### [Task brief]
Extract the text of each entry below exactly, leaving every image behind.

### [Task material]
::::::

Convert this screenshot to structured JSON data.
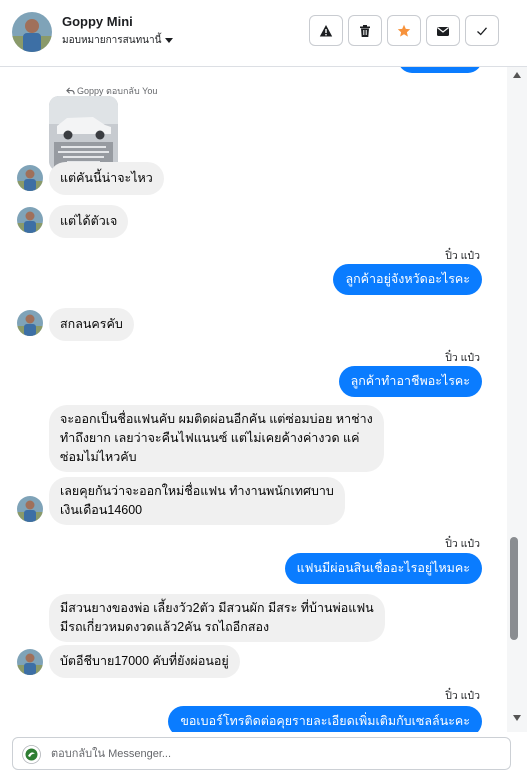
{
  "header": {
    "contact_name": "Goppy Mini",
    "assign_label": "มอบหมายการสนทนานี้",
    "actions": [
      {
        "name": "report-spam-button",
        "icon": "warning-icon"
      },
      {
        "name": "delete-button",
        "icon": "trash-icon"
      },
      {
        "name": "star-button",
        "icon": "star-icon",
        "color": "#f7923b"
      },
      {
        "name": "mark-unread-button",
        "icon": "envelope-icon"
      },
      {
        "name": "mark-done-button",
        "icon": "check-icon"
      }
    ]
  },
  "conversation": {
    "reply_note": "Goppy ตอบกลับ You",
    "messages": [
      {
        "from": "contact",
        "text": "แต่คันนี้น่าจะไหว"
      },
      {
        "from": "contact",
        "text": "แต่ได้ตัวเจ"
      },
      {
        "from": "page",
        "sender": "ปิ๋ว แป๋ว",
        "text": "ลูกค้าอยู่จังหวัดอะไรคะ"
      },
      {
        "from": "contact",
        "text": "สกลนครคับ"
      },
      {
        "from": "page",
        "sender": "ปิ๋ว แป๋ว",
        "text": "ลูกค้าทำอาชีพอะไรคะ"
      },
      {
        "from": "contact",
        "lines": [
          "จะออกเป็นชื่อแฟนคับ ผมติดผ่อนอีกคัน แต่ซ่อมบ่อย หาช่าง",
          "ทำถึงยาก เลยว่าจะคืนไฟแนนซ์ แต่ไม่เคยค้างค่างวด แค่",
          "ซ่อมไม่ไหวคับ"
        ]
      },
      {
        "from": "contact",
        "lines": [
          "เลยคุยกันว่าจะออกใหม่ชื่อแฟน  ทำงานพนักเทศบาบ",
          "เงินเดือน14600"
        ]
      },
      {
        "from": "page",
        "sender": "ปิ๋ว แป๋ว",
        "text": "แฟนมีผ่อนสินเชื่ออะไรอยู่ไหมคะ"
      },
      {
        "from": "contact",
        "lines": [
          "มีสวนยางของพ่อ เลี้ยงวัว2ตัว มีสวนผัก มีสระ ที่บ้านพ่อแฟน",
          "มีรถเกี่ยวหมดงวดแล้ว2คัน รถไถอีกสอง"
        ]
      },
      {
        "from": "contact",
        "text": "บัตอีชีบาย17000 คับที่ยังผ่อนอยู่"
      },
      {
        "from": "page",
        "sender": "ปิ๋ว แป๋ว",
        "text": "ขอเบอร์โทรติดต่อคุยรายละเอียดเพิ่มเติมกับเซลล์นะคะ"
      }
    ]
  },
  "composer": {
    "placeholder": "ตอบกลับใน Messenger..."
  },
  "colors": {
    "outgoing_bubble": "#0a7cff",
    "incoming_bubble": "#f0f0f0"
  }
}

::::::

### [Written answer]
Convert this screenshot to structured JSON data.
{
  "header": {
    "contact_name": "Goppy Mini",
    "assign_label": "มอบหมายการสนทนานี้",
    "actions": [
      {
        "name": "report-spam-button",
        "icon": "warning-icon"
      },
      {
        "name": "delete-button",
        "icon": "trash-icon"
      },
      {
        "name": "star-button",
        "icon": "star-icon",
        "color": "#f7923b"
      },
      {
        "name": "mark-unread-button",
        "icon": "envelope-icon"
      },
      {
        "name": "mark-done-button",
        "icon": "check-icon"
      }
    ]
  },
  "conversation": {
    "reply_note": "Goppy ตอบกลับ You",
    "messages": [
      {
        "from": "contact",
        "text": "แต่คันนี้น่าจะไหว"
      },
      {
        "from": "contact",
        "text": "แต่ได้ตัวเจ"
      },
      {
        "from": "page",
        "sender": "ปิ๋ว แป๋ว",
        "text": "ลูกค้าอยู่จังหวัดอะไรคะ"
      },
      {
        "from": "contact",
        "text": "สกลนครคับ"
      },
      {
        "from": "page",
        "sender": "ปิ๋ว แป๋ว",
        "text": "ลูกค้าทำอาชีพอะไรคะ"
      },
      {
        "from": "contact",
        "lines": [
          "จะออกเป็นชื่อแฟนคับ ผมติดผ่อนอีกคัน แต่ซ่อมบ่อย หาช่าง",
          "ทำถึงยาก เลยว่าจะคืนไฟแนนซ์ แต่ไม่เคยค้างค่างวด แค่",
          "ซ่อมไม่ไหวคับ"
        ]
      },
      {
        "from": "contact",
        "lines": [
          "เลยคุยกันว่าจะออกใหม่ชื่อแฟน  ทำงานพนักเทศบาบ",
          "เงินเดือน14600"
        ]
      },
      {
        "from": "page",
        "sender": "ปิ๋ว แป๋ว",
        "text": "แฟนมีผ่อนสินเชื่ออะไรอยู่ไหมคะ"
      },
      {
        "from": "contact",
        "lines": [
          "มีสวนยางของพ่อ เลี้ยงวัว2ตัว มีสวนผัก มีสระ ที่บ้านพ่อแฟน",
          "มีรถเกี่ยวหมดงวดแล้ว2คัน รถไถอีกสอง"
        ]
      },
      {
        "from": "contact",
        "text": "บัตอีชีบาย17000 คับที่ยังผ่อนอยู่"
      },
      {
        "from": "page",
        "sender": "ปิ๋ว แป๋ว",
        "text": "ขอเบอร์โทรติดต่อคุยรายละเอียดเพิ่มเติมกับเซลล์นะคะ"
      }
    ]
  },
  "composer": {
    "placeholder": "ตอบกลับใน Messenger..."
  },
  "colors": {
    "outgoing_bubble": "#0a7cff",
    "incoming_bubble": "#f0f0f0"
  }
}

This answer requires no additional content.